** Begin Entries provided **
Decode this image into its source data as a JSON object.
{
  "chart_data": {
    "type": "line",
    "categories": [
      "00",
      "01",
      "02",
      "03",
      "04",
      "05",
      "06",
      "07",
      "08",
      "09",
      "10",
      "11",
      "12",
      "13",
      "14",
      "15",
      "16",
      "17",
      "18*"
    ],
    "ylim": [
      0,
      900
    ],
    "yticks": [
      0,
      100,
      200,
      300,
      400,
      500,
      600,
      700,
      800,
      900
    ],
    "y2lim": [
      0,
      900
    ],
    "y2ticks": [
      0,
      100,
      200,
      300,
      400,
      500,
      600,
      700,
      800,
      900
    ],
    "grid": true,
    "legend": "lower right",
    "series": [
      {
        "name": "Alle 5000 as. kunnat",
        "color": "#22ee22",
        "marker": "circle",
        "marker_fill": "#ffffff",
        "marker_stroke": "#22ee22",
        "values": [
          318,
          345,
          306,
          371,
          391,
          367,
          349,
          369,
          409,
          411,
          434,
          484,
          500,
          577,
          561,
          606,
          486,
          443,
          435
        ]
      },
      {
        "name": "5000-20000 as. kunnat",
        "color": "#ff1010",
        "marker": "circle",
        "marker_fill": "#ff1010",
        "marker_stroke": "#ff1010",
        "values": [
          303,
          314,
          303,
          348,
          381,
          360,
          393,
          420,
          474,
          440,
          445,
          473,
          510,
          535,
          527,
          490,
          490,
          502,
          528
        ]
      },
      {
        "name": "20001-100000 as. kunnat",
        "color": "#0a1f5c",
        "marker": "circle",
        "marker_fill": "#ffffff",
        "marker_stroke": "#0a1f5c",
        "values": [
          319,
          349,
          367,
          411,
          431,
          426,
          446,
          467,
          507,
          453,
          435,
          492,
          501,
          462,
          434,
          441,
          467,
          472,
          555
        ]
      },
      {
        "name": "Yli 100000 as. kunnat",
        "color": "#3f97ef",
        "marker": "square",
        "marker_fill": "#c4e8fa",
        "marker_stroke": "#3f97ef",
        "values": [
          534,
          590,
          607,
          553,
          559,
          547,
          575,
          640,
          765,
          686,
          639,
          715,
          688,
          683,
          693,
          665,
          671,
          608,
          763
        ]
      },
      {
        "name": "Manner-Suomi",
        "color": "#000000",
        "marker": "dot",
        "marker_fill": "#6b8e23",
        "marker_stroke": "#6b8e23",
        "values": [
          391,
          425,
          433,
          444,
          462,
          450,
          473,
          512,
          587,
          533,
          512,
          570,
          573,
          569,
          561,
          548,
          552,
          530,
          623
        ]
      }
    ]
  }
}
** End Entries provided **
**Work to complete:**
Go through the listing and copy all of it exactly.

**Reply to the exercise:**
Decode this image into its source data as a JSON object.
{
  "chart_data": {
    "type": "line",
    "categories": [
      "00",
      "01",
      "02",
      "03",
      "04",
      "05",
      "06",
      "07",
      "08",
      "09",
      "10",
      "11",
      "12",
      "13",
      "14",
      "15",
      "16",
      "17",
      "18*"
    ],
    "ylim": [
      0,
      900
    ],
    "yticks": [
      0,
      100,
      200,
      300,
      400,
      500,
      600,
      700,
      800,
      900
    ],
    "y2lim": [
      0,
      900
    ],
    "y2ticks": [
      0,
      100,
      200,
      300,
      400,
      500,
      600,
      700,
      800,
      900
    ],
    "grid": true,
    "legend": "lower right",
    "series": [
      {
        "name": "Alle 5000 as. kunnat",
        "color": "#22ee22",
        "marker": "circle",
        "marker_fill": "#ffffff",
        "marker_stroke": "#22ee22",
        "values": [
          318,
          345,
          306,
          371,
          391,
          367,
          349,
          369,
          409,
          411,
          434,
          484,
          500,
          577,
          561,
          606,
          486,
          443,
          435
        ]
      },
      {
        "name": "5000-20000 as. kunnat",
        "color": "#ff1010",
        "marker": "circle",
        "marker_fill": "#ff1010",
        "marker_stroke": "#ff1010",
        "values": [
          303,
          314,
          303,
          348,
          381,
          360,
          393,
          420,
          474,
          440,
          445,
          473,
          510,
          535,
          527,
          490,
          490,
          502,
          528
        ]
      },
      {
        "name": "20001-100000 as. kunnat",
        "color": "#0a1f5c",
        "marker": "circle",
        "marker_fill": "#ffffff",
        "marker_stroke": "#0a1f5c",
        "values": [
          319,
          349,
          367,
          411,
          431,
          426,
          446,
          467,
          507,
          453,
          435,
          492,
          501,
          462,
          434,
          441,
          467,
          472,
          555
        ]
      },
      {
        "name": "Yli 100000 as. kunnat",
        "color": "#3f97ef",
        "marker": "square",
        "marker_fill": "#c4e8fa",
        "marker_stroke": "#3f97ef",
        "values": [
          534,
          590,
          607,
          553,
          559,
          547,
          575,
          640,
          765,
          686,
          639,
          715,
          688,
          683,
          693,
          665,
          671,
          608,
          763
        ]
      },
      {
        "name": "Manner-Suomi",
        "color": "#000000",
        "marker": "dot",
        "marker_fill": "#6b8e23",
        "marker_stroke": "#6b8e23",
        "values": [
          391,
          425,
          433,
          444,
          462,
          450,
          473,
          512,
          587,
          533,
          512,
          570,
          573,
          569,
          561,
          548,
          552,
          530,
          623
        ]
      }
    ]
  }
}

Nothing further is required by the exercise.